◆ **Brief**: Find every line in the records below that holds the word "name", and copy each one.

_ _ _ _ _

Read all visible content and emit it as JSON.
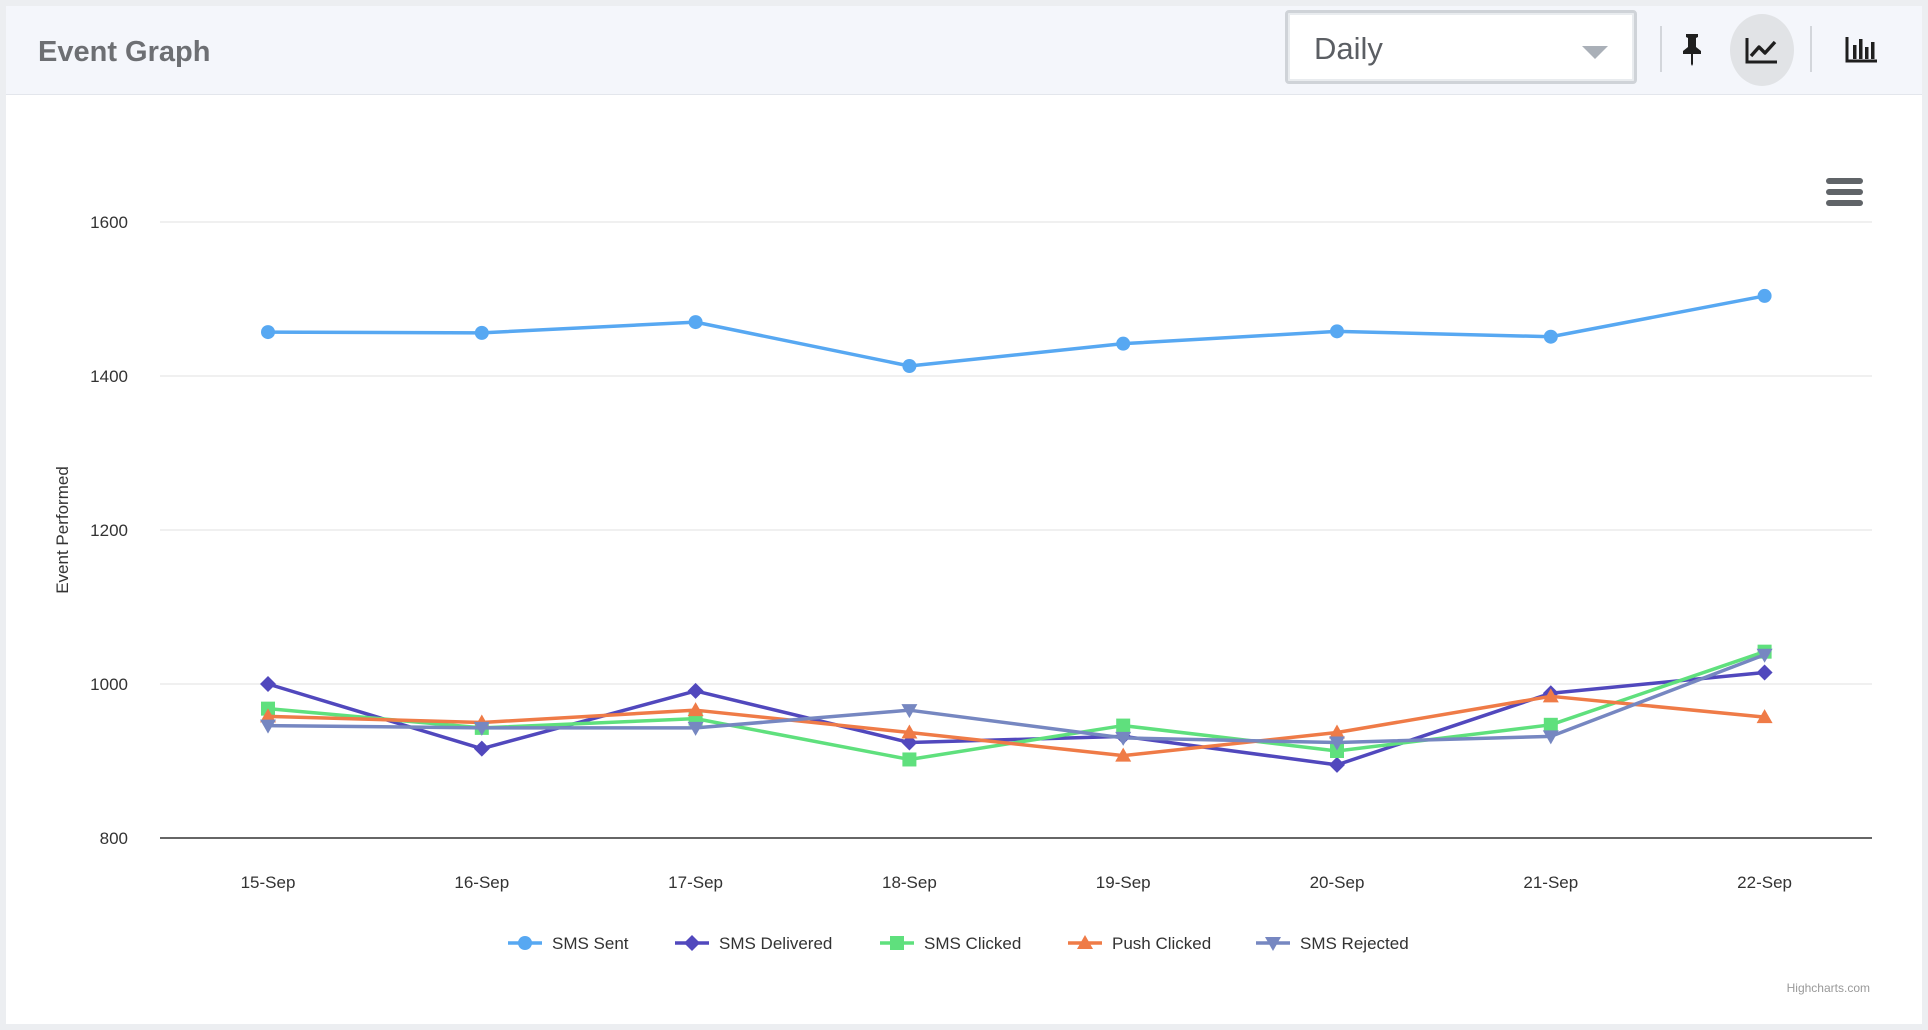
{
  "header": {
    "title": "Event Graph",
    "period_select": {
      "value": "Daily"
    },
    "icons": [
      "pin-icon",
      "line-chart-icon",
      "bar-chart-icon"
    ]
  },
  "colors": {
    "sms_sent": "#57a8f2",
    "sms_delivered": "#5148bd",
    "sms_clicked": "#5fe07d",
    "push_clicked": "#ef7b47",
    "sms_rejected": "#7687c1"
  },
  "chart_data": {
    "type": "line",
    "title": "",
    "ylabel": "Event Performed",
    "xlabel": "",
    "categories": [
      "15-Sep",
      "16-Sep",
      "17-Sep",
      "18-Sep",
      "19-Sep",
      "20-Sep",
      "21-Sep",
      "22-Sep"
    ],
    "yticks": [
      800,
      1000,
      1200,
      1400,
      1600
    ],
    "ylim": [
      800,
      1600
    ],
    "grid": true,
    "legend_position": "bottom-center",
    "credit": "Highcharts.com",
    "series": [
      {
        "name": "SMS Sent",
        "marker": "circle",
        "color": "#57a8f2",
        "values": [
          1457,
          1456,
          1470,
          1413,
          1442,
          1458,
          1451,
          1504
        ]
      },
      {
        "name": "SMS Delivered",
        "marker": "diamond",
        "color": "#5148bd",
        "values": [
          1000,
          916,
          991,
          924,
          932,
          895,
          988,
          1015
        ]
      },
      {
        "name": "SMS Clicked",
        "marker": "square",
        "color": "#5fe07d",
        "values": [
          968,
          943,
          955,
          902,
          946,
          913,
          947,
          1042
        ]
      },
      {
        "name": "Push Clicked",
        "marker": "triangle",
        "color": "#ef7b47",
        "values": [
          958,
          950,
          966,
          937,
          907,
          937,
          984,
          957
        ]
      },
      {
        "name": "SMS Rejected",
        "marker": "triangle-down",
        "color": "#7687c1",
        "values": [
          946,
          943,
          943,
          966,
          930,
          924,
          932,
          1038
        ]
      }
    ]
  }
}
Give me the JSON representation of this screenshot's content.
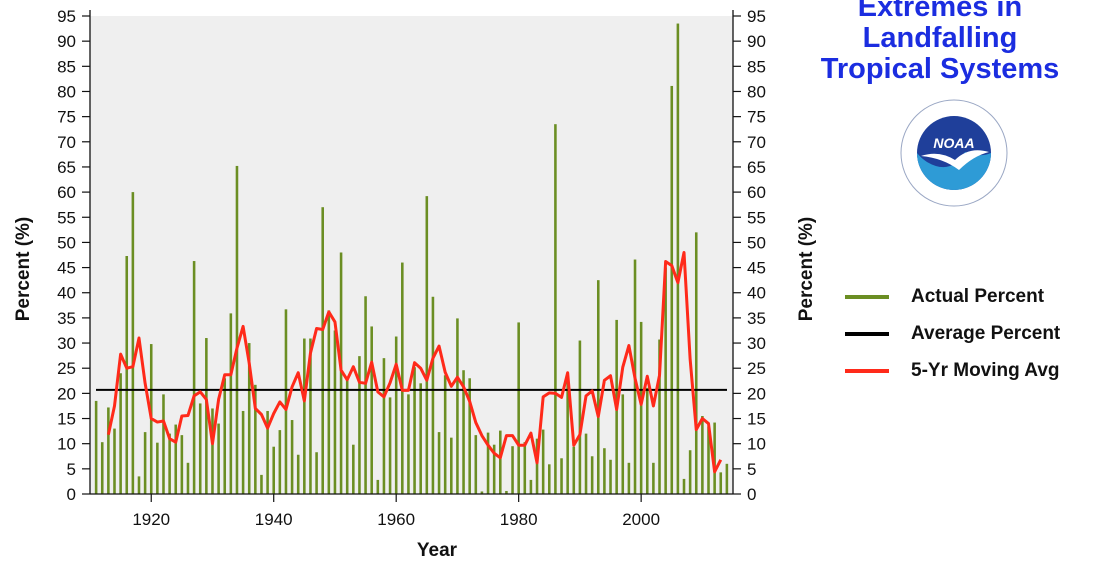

_ _ _ _ _

◆ **Result of the task**:
        "name": "SMS Sent",
        "name": "SMS Delivered",
        "name": "SMS Clicked",
        "name": "Push Clicked",
        "name": "SMS Rejected",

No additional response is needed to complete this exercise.